LISTED ENTRIES ::
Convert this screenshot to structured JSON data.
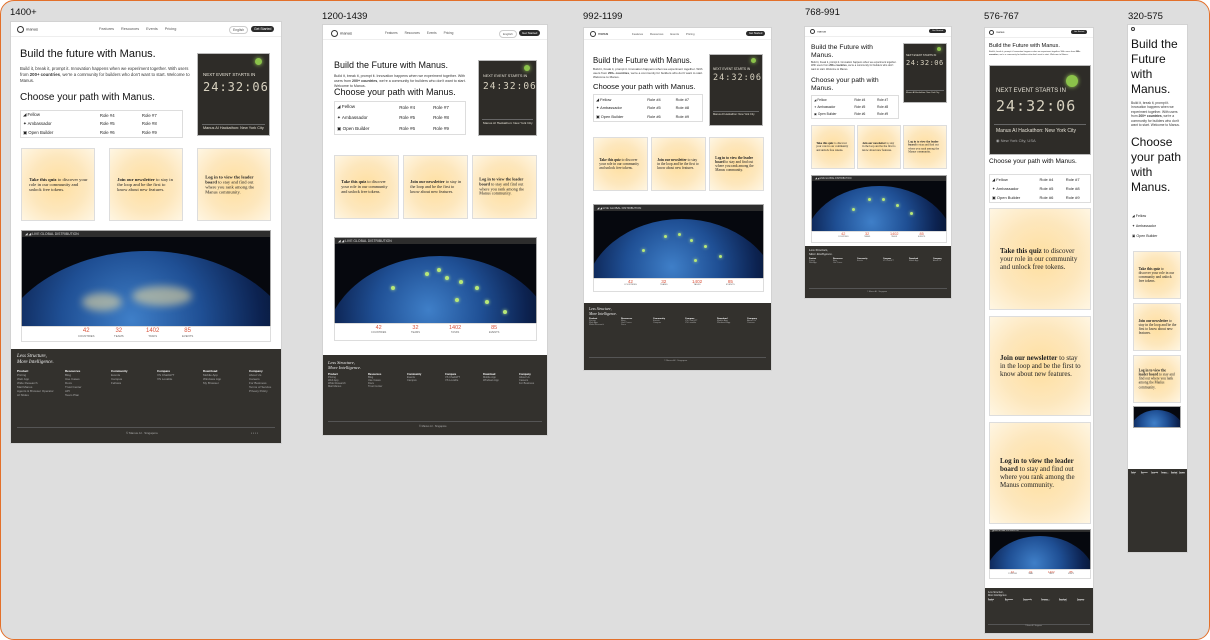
{
  "breakpoints": [
    "1400+",
    "1200-1439",
    "992-1199",
    "768-991",
    "576-767",
    "320-575"
  ],
  "nav": {
    "brand": "manus",
    "links": [
      "Features",
      "Resources",
      "Events",
      "Pricing"
    ],
    "lang": "English",
    "cta": "Get Started"
  },
  "hero": {
    "title_a": "Build the future with Manus.",
    "title_b": "Build the Future with Manus.",
    "body_pre": "Build it, break it, prompt it. Innovation happens when we experiment together. With users from ",
    "body_bold": "200+ countries",
    "body_post": ", we're a community for builders who don't want to start. Welcome to Manus."
  },
  "path": {
    "title": "Choose your path with Manus.",
    "roles": [
      [
        "Fellow",
        "Role #4",
        "Role #7"
      ],
      [
        "Ambassador",
        "Role #5",
        "Role #8"
      ],
      [
        "Open Builder",
        "Role #6",
        "Role #9"
      ]
    ]
  },
  "event": {
    "label": "NEXT EVENT STARTS IN",
    "countdown": "24:32:06",
    "name": "Manus AI Hackathon: New York City",
    "location": "New York City, USA"
  },
  "cards": [
    {
      "bold": "Take this quiz",
      "rest": " to discover your role in our community and unlock free tokens."
    },
    {
      "bold": "Join our newsletter",
      "rest": " to stay in the loop and be the first to know about new features."
    },
    {
      "bold": "Log in to view the leader board",
      "rest": " to stay and find out where you rank among the Manus community."
    }
  ],
  "distribution": {
    "label": "LIVE GLOBAL DISTRIBUTION",
    "stats": [
      {
        "value": "42",
        "label": "COUNTRIES"
      },
      {
        "value": "32",
        "label": "TEAMS"
      },
      {
        "value": "1402",
        "label": "TASKS"
      },
      {
        "value": "85",
        "label": "EVENTS"
      }
    ]
  },
  "footer": {
    "tagline_1": "Less Structure,",
    "tagline_2": "More Intelligence.",
    "columns": [
      {
        "head": "Product",
        "items": [
          "Pricing",
          "Web App",
          "Wide Research",
          "Mail Manus",
          "Agents & Browser Operator",
          "AI Slides",
          "Browser Integration"
        ]
      },
      {
        "head": "Resources",
        "items": [
          "Blog",
          "Use Cases",
          "Docs",
          "Trust Center",
          "API",
          "Team Plan",
          "Playbook",
          "Brand Assets"
        ]
      },
      {
        "head": "Community",
        "items": [
          "Events",
          "Campus",
          "Fellows"
        ]
      },
      {
        "head": "Compare",
        "items": [
          "VS ChatGPT",
          "VS Lovable"
        ]
      },
      {
        "head": "Download",
        "items": [
          "Mobile App",
          "Windows App",
          "My Browser"
        ]
      },
      {
        "head": "Company",
        "items": [
          "About Us",
          "Careers",
          "For Business",
          "Terms of Service",
          "Privacy Policy"
        ]
      }
    ],
    "copyright": "© Manus AI · Singapore",
    "socials": [
      "in",
      "x",
      "ig",
      "yt",
      "tt"
    ]
  }
}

THE REQUEST ::
Gather and copy every line of the data in which the string "City" is found.

ANSWER TO THIS TASK ::
    "name": "Manus AI Hackathon: New York City",
    "location": "New York City, USA"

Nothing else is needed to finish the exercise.